• WORK TO BE COMPLETED: Write out the records word for word, with no pictures.

Extracted data entries:

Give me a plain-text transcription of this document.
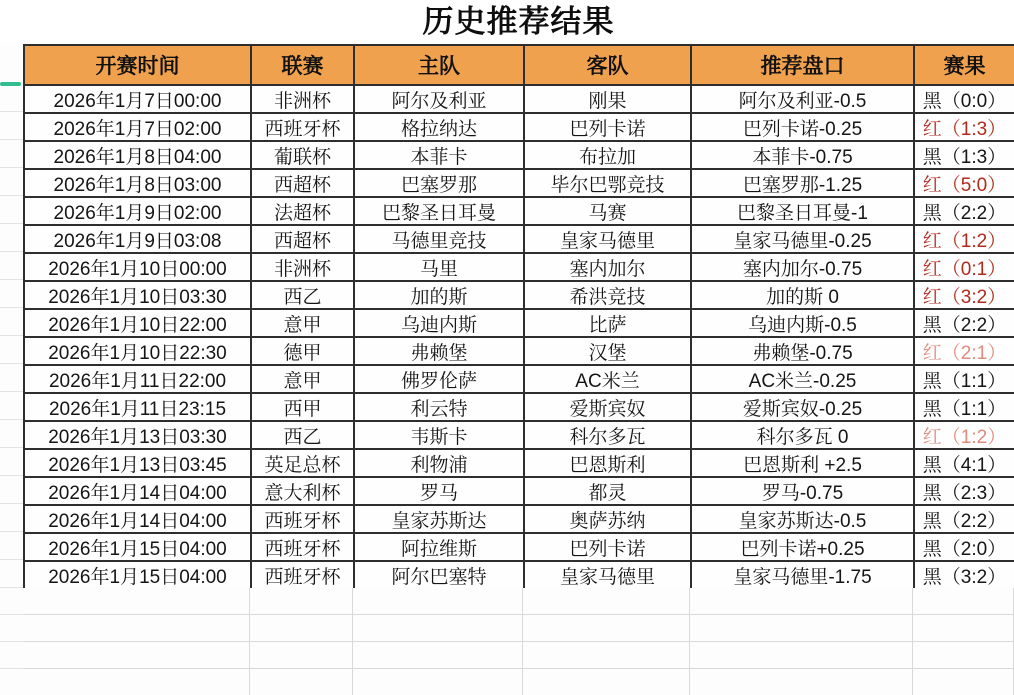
历史推荐结果
开赛时间	联赛	主队	客队	推荐盘口	赛果
2026年1月7日00:00	非洲杯	阿尔及利亚	刚果	阿尔及利亚-0.5	黑（0:0）
2026年1月7日02:00	西班牙杯	格拉纳达	巴列卡诺	巴列卡诺-0.25	红（1:3）
2026年1月8日04:00	葡联杯	本菲卡	布拉加	本菲卡-0.75	黑（1:3）
2026年1月8日03:00	西超杯	巴塞罗那	毕尔巴鄂竞技	巴塞罗那-1.25	红（5:0）
2026年1月9日02:00	法超杯	巴黎圣日耳曼	马赛	巴黎圣日耳曼-1	黑（2:2）
2026年1月9日03:08	西超杯	马德里竞技	皇家马德里	皇家马德里-0.25	红（1:2）
2026年1月10日00:00	非洲杯	马里	塞内加尔	塞内加尔-0.75	红（0:1）
2026年1月10日03:30	西乙	加的斯	希洪竞技	加的斯 0	红（3:2）
2026年1月10日22:00	意甲	乌迪内斯	比萨	乌迪内斯-0.5	黑（2:2）
2026年1月10日22:30	德甲	弗赖堡	汉堡	弗赖堡-0.75	红（2:1）
2026年1月11日22:00	意甲	佛罗伦萨	AC米兰	AC米兰-0.25	黑（1:1）
2026年1月11日23:15	西甲	利云特	爱斯宾奴	爱斯宾奴-0.25	黑（1:1）
2026年1月13日03:30	西乙	韦斯卡	科尔多瓦	科尔多瓦 0	红（1:2）
2026年1月13日03:45	英足总杯	利物浦	巴恩斯利	巴恩斯利 +2.5	黑（4:1）
2026年1月14日04:00	意大利杯	罗马	都灵	罗马-0.75	黑（2:3）
2026年1月14日04:00	西班牙杯	皇家苏斯达	奥萨苏纳	皇家苏斯达-0.5	黑（2:2）
2026年1月15日04:00	西班牙杯	阿拉维斯	巴列卡诺	巴列卡诺+0.25	黑（2:0）
2026年1月15日04:00	西班牙杯	阿尔巴塞特	皇家马德里	皇家马德里-1.75	黑（3:2）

• TASK SOLUTION:
Give me a plain-text transcription of this document.
历史推荐结果
开赛时间	联赛	主队	客队	推荐盘口	赛果
2026年1月7日00:00	非洲杯	阿尔及利亚	刚果	阿尔及利亚-0.5	黑（0:0）
2026年1月7日02:00	西班牙杯	格拉纳达	巴列卡诺	巴列卡诺-0.25	红（1:3）
2026年1月8日04:00	葡联杯	本菲卡	布拉加	本菲卡-0.75	黑（1:3）
2026年1月8日03:00	西超杯	巴塞罗那	毕尔巴鄂竞技	巴塞罗那-1.25	红（5:0）
2026年1月9日02:00	法超杯	巴黎圣日耳曼	马赛	巴黎圣日耳曼-1	黑（2:2）
2026年1月9日03:08	西超杯	马德里竞技	皇家马德里	皇家马德里-0.25	红（1:2）
2026年1月10日00:00	非洲杯	马里	塞内加尔	塞内加尔-0.75	红（0:1）
2026年1月10日03:30	西乙	加的斯	希洪竞技	加的斯 0	红（3:2）
2026年1月10日22:00	意甲	乌迪内斯	比萨	乌迪内斯-0.5	黑（2:2）
2026年1月10日22:30	德甲	弗赖堡	汉堡	弗赖堡-0.75	红（2:1）
2026年1月11日22:00	意甲	佛罗伦萨	AC米兰	AC米兰-0.25	黑（1:1）
2026年1月11日23:15	西甲	利云特	爱斯宾奴	爱斯宾奴-0.25	黑（1:1）
2026年1月13日03:30	西乙	韦斯卡	科尔多瓦	科尔多瓦 0	红（1:2）
2026年1月13日03:45	英足总杯	利物浦	巴恩斯利	巴恩斯利 +2.5	黑（4:1）
2026年1月14日04:00	意大利杯	罗马	都灵	罗马-0.75	黑（2:3）
2026年1月14日04:00	西班牙杯	皇家苏斯达	奥萨苏纳	皇家苏斯达-0.5	黑（2:2）
2026年1月15日04:00	西班牙杯	阿拉维斯	巴列卡诺	巴列卡诺+0.25	黑（2:0）
2026年1月15日04:00	西班牙杯	阿尔巴塞特	皇家马德里	皇家马德里-1.75	黑（3:2）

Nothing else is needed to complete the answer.